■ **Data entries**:
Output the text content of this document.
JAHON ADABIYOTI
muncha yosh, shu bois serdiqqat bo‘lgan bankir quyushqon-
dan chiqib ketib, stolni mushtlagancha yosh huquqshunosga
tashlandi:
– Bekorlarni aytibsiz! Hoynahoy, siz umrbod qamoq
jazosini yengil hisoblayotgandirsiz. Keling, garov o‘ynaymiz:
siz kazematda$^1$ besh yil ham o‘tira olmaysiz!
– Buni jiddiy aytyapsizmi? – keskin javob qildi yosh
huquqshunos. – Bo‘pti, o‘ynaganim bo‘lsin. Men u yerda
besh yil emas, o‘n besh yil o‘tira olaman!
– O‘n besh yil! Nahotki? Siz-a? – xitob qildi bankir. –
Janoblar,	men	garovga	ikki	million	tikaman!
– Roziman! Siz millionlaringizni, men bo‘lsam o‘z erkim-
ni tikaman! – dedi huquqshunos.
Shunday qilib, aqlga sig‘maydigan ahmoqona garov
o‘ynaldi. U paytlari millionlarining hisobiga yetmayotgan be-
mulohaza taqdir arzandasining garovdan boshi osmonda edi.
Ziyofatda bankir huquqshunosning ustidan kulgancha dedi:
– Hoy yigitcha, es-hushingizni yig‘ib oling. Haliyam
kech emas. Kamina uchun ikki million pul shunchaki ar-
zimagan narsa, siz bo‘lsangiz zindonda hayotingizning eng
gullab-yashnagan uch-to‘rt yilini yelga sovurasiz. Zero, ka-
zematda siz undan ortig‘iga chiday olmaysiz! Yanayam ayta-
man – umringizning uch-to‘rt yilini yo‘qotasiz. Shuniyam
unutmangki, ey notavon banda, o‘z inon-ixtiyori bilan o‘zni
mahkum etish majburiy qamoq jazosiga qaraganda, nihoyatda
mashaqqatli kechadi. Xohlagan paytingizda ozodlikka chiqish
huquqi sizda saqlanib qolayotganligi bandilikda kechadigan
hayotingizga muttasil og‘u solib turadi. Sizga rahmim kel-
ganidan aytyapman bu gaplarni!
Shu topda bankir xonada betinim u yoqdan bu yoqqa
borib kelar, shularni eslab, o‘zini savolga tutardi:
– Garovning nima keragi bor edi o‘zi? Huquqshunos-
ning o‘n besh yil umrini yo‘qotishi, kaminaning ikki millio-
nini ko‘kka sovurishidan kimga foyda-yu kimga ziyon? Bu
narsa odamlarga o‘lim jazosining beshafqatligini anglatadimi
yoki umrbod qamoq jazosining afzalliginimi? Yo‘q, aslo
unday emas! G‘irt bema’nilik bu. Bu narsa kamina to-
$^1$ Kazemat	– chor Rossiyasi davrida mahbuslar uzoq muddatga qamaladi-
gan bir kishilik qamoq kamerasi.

■ **Written task**:
Search the lines above for the string "tikaman" and copy each line that has it.

■ **Final answer**:
Janoblar,	men	garovga	ikki	million	tikaman!
ni tikaman! – dedi huquqshunos.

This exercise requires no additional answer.